[Layout records]

• • • • •

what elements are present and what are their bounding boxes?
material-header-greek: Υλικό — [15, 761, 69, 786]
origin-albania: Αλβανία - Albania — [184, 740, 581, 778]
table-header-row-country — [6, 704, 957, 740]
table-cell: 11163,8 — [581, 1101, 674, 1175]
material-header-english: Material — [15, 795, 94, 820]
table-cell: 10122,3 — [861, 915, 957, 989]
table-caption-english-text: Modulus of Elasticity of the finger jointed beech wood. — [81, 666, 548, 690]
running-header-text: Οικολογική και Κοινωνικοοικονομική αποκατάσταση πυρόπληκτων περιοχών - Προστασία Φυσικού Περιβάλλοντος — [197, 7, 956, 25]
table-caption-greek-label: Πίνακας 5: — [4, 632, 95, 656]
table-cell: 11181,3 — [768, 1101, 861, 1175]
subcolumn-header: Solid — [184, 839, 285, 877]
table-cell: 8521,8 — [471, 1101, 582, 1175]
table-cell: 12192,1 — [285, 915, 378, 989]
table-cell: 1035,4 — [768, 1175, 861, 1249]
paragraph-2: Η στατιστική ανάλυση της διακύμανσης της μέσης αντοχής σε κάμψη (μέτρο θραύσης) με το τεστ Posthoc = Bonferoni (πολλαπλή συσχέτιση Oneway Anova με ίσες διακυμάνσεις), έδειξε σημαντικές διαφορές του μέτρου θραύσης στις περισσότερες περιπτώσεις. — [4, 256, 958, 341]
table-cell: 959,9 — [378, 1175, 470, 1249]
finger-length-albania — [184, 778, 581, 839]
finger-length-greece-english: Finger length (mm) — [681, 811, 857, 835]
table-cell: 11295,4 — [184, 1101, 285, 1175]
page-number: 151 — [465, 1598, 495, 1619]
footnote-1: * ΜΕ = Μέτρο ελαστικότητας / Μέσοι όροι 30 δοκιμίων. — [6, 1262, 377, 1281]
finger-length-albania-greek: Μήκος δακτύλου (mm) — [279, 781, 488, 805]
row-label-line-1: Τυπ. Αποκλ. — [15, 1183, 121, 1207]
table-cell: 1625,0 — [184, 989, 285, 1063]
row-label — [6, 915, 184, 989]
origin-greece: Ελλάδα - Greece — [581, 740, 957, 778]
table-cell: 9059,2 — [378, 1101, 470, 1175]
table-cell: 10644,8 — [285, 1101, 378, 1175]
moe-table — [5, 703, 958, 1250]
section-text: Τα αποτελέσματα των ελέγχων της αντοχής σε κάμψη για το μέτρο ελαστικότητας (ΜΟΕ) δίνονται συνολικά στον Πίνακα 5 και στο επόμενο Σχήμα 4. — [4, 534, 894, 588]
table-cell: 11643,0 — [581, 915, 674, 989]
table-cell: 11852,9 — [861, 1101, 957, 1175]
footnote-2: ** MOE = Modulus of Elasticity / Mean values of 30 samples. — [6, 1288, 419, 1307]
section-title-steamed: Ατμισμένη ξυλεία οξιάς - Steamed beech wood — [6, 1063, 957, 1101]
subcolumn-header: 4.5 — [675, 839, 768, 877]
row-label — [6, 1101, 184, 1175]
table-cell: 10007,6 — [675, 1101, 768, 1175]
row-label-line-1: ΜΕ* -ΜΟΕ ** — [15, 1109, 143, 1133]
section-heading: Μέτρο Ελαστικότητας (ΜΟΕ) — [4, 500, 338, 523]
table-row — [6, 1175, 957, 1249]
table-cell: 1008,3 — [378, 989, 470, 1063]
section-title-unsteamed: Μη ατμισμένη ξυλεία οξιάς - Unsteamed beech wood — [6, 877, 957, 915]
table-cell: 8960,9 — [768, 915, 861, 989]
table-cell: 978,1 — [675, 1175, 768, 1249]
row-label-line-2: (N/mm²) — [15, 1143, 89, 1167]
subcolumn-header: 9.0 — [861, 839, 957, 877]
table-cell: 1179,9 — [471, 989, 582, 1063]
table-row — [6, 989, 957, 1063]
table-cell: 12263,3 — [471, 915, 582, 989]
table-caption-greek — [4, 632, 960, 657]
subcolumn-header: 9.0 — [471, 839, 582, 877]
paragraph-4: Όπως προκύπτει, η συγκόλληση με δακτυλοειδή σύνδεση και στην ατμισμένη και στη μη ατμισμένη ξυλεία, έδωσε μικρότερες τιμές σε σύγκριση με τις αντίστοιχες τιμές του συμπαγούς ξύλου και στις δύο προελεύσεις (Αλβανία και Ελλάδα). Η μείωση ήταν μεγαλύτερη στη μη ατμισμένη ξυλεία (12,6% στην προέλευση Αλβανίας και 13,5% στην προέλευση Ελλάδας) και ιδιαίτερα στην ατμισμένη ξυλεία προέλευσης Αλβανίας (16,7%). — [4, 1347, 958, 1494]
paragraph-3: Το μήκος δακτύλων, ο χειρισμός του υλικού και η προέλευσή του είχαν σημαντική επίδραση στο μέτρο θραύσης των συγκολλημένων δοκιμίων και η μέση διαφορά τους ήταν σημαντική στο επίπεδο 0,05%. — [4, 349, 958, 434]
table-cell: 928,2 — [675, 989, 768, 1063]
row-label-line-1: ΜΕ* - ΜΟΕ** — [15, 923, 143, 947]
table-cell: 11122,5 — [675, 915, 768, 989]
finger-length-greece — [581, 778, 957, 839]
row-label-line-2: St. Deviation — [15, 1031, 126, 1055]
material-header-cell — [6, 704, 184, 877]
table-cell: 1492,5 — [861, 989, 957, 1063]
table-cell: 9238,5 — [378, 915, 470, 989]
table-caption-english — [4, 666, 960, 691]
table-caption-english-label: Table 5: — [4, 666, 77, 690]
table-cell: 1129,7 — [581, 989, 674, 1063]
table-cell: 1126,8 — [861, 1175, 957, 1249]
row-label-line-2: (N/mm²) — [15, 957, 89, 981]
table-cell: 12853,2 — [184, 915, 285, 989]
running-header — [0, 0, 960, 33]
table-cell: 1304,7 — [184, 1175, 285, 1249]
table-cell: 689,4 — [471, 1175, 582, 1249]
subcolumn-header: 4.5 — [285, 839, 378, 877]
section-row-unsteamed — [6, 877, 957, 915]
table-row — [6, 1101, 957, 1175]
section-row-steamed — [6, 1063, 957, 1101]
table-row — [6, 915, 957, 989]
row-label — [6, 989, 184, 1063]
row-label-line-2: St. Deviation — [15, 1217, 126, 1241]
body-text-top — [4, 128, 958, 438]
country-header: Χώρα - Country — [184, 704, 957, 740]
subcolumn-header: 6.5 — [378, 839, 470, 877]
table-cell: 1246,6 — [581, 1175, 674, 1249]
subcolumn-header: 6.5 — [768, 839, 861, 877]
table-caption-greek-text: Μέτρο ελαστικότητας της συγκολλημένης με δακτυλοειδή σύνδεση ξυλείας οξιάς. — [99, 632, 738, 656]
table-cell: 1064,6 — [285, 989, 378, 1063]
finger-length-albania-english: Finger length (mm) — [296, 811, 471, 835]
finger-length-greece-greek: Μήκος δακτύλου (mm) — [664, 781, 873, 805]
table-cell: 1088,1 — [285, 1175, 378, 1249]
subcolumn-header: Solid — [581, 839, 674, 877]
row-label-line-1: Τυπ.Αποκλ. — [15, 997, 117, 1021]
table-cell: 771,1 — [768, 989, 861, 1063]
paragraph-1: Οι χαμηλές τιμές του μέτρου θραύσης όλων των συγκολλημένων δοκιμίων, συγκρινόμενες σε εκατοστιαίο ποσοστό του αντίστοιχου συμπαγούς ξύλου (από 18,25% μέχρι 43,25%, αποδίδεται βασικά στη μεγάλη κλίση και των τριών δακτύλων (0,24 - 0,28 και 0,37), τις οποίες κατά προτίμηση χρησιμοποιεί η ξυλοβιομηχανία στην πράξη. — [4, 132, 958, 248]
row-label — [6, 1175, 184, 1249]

• • • • •

*INSTRUCTIONS FOR THE TASK:* Rewrite all of the data above, changing "subcolumn-header" to "column-subheader" everywhere it occurs and leaving everything else unchanged.

*RIGHT ANSWER:*
what elements are present and what are their bounding boxes?
material-header-greek: Υλικό — [15, 761, 69, 786]
origin-albania: Αλβανία - Albania — [184, 740, 581, 778]
table-header-row-country — [6, 704, 957, 740]
table-cell: 11163,8 — [581, 1101, 674, 1175]
material-header-english: Material — [15, 795, 94, 820]
table-cell: 10122,3 — [861, 915, 957, 989]
table-caption-english-text: Modulus of Elasticity of the finger jointed beech wood. — [81, 666, 548, 690]
running-header-text: Οικολογική και Κοινωνικοοικονομική αποκατάσταση πυρόπληκτων περιοχών - Προστασία Φυσικού Περιβάλλοντος — [197, 7, 956, 25]
table-caption-greek-label: Πίνακας 5: — [4, 632, 95, 656]
table-cell: 11181,3 — [768, 1101, 861, 1175]
column-subheader: Solid — [184, 839, 285, 877]
table-cell: 8521,8 — [471, 1101, 582, 1175]
table-cell: 12192,1 — [285, 915, 378, 989]
table-cell: 1035,4 — [768, 1175, 861, 1249]
paragraph-2: Η στατιστική ανάλυση της διακύμανσης της μέσης αντοχής σε κάμψη (μέτρο θραύσης) με το τεστ Posthoc = Bonferoni (πολλαπλή συσχέτιση Oneway Anova με ίσες διακυμάνσεις), έδειξε σημαντικές διαφορές του μέτρου θραύσης στις περισσότερες περιπτώσεις. — [4, 256, 958, 341]
table-cell: 959,9 — [378, 1175, 470, 1249]
finger-length-albania — [184, 778, 581, 839]
finger-length-greece-english: Finger length (mm) — [681, 811, 857, 835]
table-cell: 11295,4 — [184, 1101, 285, 1175]
page-number: 151 — [465, 1598, 495, 1619]
footnote-1: * ΜΕ = Μέτρο ελαστικότητας / Μέσοι όροι 30 δοκιμίων. — [6, 1262, 377, 1281]
finger-length-albania-greek: Μήκος δακτύλου (mm) — [279, 781, 488, 805]
row-label-line-1: Τυπ. Αποκλ. — [15, 1183, 121, 1207]
table-cell: 1625,0 — [184, 989, 285, 1063]
row-label — [6, 915, 184, 989]
origin-greece: Ελλάδα - Greece — [581, 740, 957, 778]
table-cell: 9059,2 — [378, 1101, 470, 1175]
table-cell: 10644,8 — [285, 1101, 378, 1175]
moe-table — [5, 703, 958, 1250]
section-text: Τα αποτελέσματα των ελέγχων της αντοχής σε κάμψη για το μέτρο ελαστικότητας (ΜΟΕ) δίνονται συνολικά στον Πίνακα 5 και στο επόμενο Σχήμα 4. — [4, 534, 894, 588]
table-cell: 11643,0 — [581, 915, 674, 989]
table-cell: 11852,9 — [861, 1101, 957, 1175]
footnote-2: ** MOE = Modulus of Elasticity / Mean values of 30 samples. — [6, 1288, 419, 1307]
section-title-steamed: Ατμισμένη ξυλεία οξιάς - Steamed beech wood — [6, 1063, 957, 1101]
column-subheader: 4.5 — [675, 839, 768, 877]
row-label — [6, 1101, 184, 1175]
table-cell: 10007,6 — [675, 1101, 768, 1175]
row-label-line-1: ΜΕ* -ΜΟΕ ** — [15, 1109, 143, 1133]
section-heading: Μέτρο Ελαστικότητας (ΜΟΕ) — [4, 500, 338, 523]
table-row — [6, 1175, 957, 1249]
table-cell: 1008,3 — [378, 989, 470, 1063]
section-title-unsteamed: Μη ατμισμένη ξυλεία οξιάς - Unsteamed beech wood — [6, 877, 957, 915]
table-cell: 8960,9 — [768, 915, 861, 989]
table-cell: 978,1 — [675, 1175, 768, 1249]
row-label-line-2: (N/mm²) — [15, 1143, 89, 1167]
column-subheader: 9.0 — [861, 839, 957, 877]
table-cell: 1179,9 — [471, 989, 582, 1063]
table-row — [6, 989, 957, 1063]
table-cell: 12263,3 — [471, 915, 582, 989]
table-caption-greek — [4, 632, 960, 657]
column-subheader: 9.0 — [471, 839, 582, 877]
paragraph-4: Όπως προκύπτει, η συγκόλληση με δακτυλοειδή σύνδεση και στην ατμισμένη και στη μη ατμισμένη ξυλεία, έδωσε μικρότερες τιμές σε σύγκριση με τις αντίστοιχες τιμές του συμπαγούς ξύλου και στις δύο προελεύσεις (Αλβανία και Ελλάδα). Η μείωση ήταν μεγαλύτερη στη μη ατμισμένη ξυλεία (12,6% στην προέλευση Αλβανίας και 13,5% στην προέλευση Ελλάδας) και ιδιαίτερα στην ατμισμένη ξυλεία προέλευσης Αλβανίας (16,7%). — [4, 1347, 958, 1494]
paragraph-3: Το μήκος δακτύλων, ο χειρισμός του υλικού και η προέλευσή του είχαν σημαντική επίδραση στο μέτρο θραύσης των συγκολλημένων δοκιμίων και η μέση διαφορά τους ήταν σημαντική στο επίπεδο 0,05%. — [4, 349, 958, 434]
table-cell: 928,2 — [675, 989, 768, 1063]
row-label-line-1: ΜΕ* - ΜΟΕ** — [15, 923, 143, 947]
table-cell: 11122,5 — [675, 915, 768, 989]
finger-length-greece — [581, 778, 957, 839]
row-label-line-2: St. Deviation — [15, 1031, 126, 1055]
material-header-cell — [6, 704, 184, 877]
table-cell: 1492,5 — [861, 989, 957, 1063]
table-cell: 9238,5 — [378, 915, 470, 989]
table-caption-english — [4, 666, 960, 691]
table-caption-english-label: Table 5: — [4, 666, 77, 690]
table-cell: 1129,7 — [581, 989, 674, 1063]
table-cell: 1126,8 — [861, 1175, 957, 1249]
row-label-line-2: (N/mm²) — [15, 957, 89, 981]
table-cell: 12853,2 — [184, 915, 285, 989]
running-header — [0, 0, 960, 33]
table-cell: 1304,7 — [184, 1175, 285, 1249]
table-cell: 689,4 — [471, 1175, 582, 1249]
column-subheader: 4.5 — [285, 839, 378, 877]
section-row-unsteamed — [6, 877, 957, 915]
table-row — [6, 1101, 957, 1175]
section-row-steamed — [6, 1063, 957, 1101]
table-row — [6, 915, 957, 989]
row-label — [6, 989, 184, 1063]
row-label-line-2: St. Deviation — [15, 1217, 126, 1241]
body-text-top — [4, 128, 958, 438]
country-header: Χώρα - Country — [184, 704, 957, 740]
column-subheader: 6.5 — [378, 839, 470, 877]
table-cell: 1246,6 — [581, 1175, 674, 1249]
column-subheader: 6.5 — [768, 839, 861, 877]
table-caption-greek-text: Μέτρο ελαστικότητας της συγκολλημένης με δακτυλοειδή σύνδεση ξυλείας οξιάς. — [99, 632, 738, 656]
table-cell: 1064,6 — [285, 989, 378, 1063]
finger-length-albania-english: Finger length (mm) — [296, 811, 471, 835]
finger-length-greece-greek: Μήκος δακτύλου (mm) — [664, 781, 873, 805]
table-cell: 1088,1 — [285, 1175, 378, 1249]
column-subheader: Solid — [581, 839, 674, 877]
row-label-line-1: Τυπ.Αποκλ. — [15, 997, 117, 1021]
table-cell: 771,1 — [768, 989, 861, 1063]
paragraph-1: Οι χαμηλές τιμές του μέτρου θραύσης όλων των συγκολλημένων δοκιμίων, συγκρινόμενες σε εκατοστιαίο ποσοστό του αντίστοιχου συμπαγούς ξύλου (από 18,25% μέχρι 43,25%, αποδίδεται βασικά στη μεγάλη κλίση και των τριών δακτύλων (0,24 - 0,28 και 0,37), τις οποίες κατά προτίμηση χρησιμοποιεί η ξυλοβιομηχανία στην πράξη. — [4, 132, 958, 248]
row-label — [6, 1175, 184, 1249]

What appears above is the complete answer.